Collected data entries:
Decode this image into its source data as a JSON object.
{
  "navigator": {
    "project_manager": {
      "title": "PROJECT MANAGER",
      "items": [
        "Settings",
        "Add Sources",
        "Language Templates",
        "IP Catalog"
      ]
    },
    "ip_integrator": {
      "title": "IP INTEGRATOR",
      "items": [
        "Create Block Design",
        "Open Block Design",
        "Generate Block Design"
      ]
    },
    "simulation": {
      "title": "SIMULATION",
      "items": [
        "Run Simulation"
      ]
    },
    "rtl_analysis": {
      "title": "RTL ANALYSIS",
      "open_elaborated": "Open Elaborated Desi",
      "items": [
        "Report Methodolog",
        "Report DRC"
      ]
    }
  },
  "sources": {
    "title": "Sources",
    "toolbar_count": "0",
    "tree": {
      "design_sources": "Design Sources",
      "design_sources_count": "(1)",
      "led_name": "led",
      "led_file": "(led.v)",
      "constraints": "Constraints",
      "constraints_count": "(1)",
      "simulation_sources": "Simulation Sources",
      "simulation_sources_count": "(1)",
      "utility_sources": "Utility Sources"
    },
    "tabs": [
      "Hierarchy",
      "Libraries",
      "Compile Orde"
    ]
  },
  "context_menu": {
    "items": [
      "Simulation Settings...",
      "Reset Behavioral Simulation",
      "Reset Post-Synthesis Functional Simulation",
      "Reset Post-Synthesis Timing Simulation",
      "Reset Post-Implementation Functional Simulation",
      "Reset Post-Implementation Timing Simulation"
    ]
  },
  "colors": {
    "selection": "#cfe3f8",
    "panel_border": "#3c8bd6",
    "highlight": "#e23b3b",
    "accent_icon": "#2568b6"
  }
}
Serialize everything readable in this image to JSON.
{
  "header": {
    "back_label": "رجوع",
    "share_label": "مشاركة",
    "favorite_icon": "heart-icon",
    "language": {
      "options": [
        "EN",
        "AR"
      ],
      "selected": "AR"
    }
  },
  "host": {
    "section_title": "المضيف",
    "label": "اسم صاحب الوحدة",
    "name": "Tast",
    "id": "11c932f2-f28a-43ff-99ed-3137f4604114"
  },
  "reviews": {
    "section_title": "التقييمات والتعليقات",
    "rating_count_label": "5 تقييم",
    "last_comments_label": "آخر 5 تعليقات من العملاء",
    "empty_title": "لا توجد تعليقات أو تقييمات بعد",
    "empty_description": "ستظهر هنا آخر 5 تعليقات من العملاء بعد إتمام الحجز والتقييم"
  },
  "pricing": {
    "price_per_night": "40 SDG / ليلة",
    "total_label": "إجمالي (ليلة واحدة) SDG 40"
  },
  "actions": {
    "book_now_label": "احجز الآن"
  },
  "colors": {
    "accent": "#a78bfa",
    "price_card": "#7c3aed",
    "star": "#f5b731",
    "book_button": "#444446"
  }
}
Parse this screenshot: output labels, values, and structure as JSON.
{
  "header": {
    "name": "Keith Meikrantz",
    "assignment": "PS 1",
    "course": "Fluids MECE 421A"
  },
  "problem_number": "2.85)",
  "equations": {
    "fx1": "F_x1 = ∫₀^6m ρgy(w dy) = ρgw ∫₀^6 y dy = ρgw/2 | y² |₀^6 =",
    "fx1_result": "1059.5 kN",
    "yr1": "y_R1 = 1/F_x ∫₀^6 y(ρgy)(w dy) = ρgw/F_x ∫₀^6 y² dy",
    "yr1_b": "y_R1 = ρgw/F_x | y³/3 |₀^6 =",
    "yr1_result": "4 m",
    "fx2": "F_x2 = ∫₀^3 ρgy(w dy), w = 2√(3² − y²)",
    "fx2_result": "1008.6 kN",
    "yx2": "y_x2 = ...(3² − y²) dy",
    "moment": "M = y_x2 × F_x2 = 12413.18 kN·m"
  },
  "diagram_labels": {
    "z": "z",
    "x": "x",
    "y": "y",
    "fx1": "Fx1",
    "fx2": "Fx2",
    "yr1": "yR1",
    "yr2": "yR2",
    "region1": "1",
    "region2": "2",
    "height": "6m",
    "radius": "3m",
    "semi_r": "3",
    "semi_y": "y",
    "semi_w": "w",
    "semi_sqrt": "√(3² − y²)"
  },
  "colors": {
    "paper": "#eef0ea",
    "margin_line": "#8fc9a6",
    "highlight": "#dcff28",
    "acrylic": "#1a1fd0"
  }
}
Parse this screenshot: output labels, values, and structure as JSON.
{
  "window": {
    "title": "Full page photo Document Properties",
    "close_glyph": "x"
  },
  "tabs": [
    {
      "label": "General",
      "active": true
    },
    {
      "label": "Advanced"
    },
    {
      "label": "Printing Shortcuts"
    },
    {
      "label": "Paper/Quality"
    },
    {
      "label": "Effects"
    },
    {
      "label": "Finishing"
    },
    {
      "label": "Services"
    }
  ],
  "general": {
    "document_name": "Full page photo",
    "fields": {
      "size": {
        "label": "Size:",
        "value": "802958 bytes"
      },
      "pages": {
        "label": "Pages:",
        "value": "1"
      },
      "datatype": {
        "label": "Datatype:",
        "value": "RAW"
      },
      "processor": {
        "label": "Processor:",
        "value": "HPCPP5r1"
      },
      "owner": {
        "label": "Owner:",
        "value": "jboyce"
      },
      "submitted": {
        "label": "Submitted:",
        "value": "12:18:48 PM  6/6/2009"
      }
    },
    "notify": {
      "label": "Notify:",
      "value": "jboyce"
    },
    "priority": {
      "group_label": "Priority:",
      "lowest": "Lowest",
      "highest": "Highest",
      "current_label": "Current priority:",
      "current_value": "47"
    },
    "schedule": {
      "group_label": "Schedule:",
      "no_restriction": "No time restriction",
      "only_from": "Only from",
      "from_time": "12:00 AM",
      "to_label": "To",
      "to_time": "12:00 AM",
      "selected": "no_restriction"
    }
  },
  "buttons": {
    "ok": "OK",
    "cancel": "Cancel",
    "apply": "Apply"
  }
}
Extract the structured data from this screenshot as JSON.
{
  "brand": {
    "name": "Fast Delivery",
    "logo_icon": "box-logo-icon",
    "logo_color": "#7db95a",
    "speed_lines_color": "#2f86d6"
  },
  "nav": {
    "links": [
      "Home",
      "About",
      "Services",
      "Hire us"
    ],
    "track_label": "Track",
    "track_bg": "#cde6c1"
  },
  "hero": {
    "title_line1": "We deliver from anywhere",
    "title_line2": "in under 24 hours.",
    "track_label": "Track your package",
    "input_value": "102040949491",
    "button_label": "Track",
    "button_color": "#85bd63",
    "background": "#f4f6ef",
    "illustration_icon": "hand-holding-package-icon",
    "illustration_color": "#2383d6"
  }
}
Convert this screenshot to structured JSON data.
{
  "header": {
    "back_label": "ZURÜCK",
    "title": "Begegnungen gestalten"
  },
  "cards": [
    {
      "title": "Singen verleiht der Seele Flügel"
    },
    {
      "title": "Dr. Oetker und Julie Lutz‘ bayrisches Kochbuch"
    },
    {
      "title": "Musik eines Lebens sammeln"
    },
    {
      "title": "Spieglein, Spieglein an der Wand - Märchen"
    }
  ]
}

**EXERCISE OBJECTIVE:** Take each line of the material that contains the word "structured" and list it.

**OUTPUT OF THE EXERCISE:**
Extract the structured data from this screenshot as JSON.
Convert this screenshot to structured JSON data.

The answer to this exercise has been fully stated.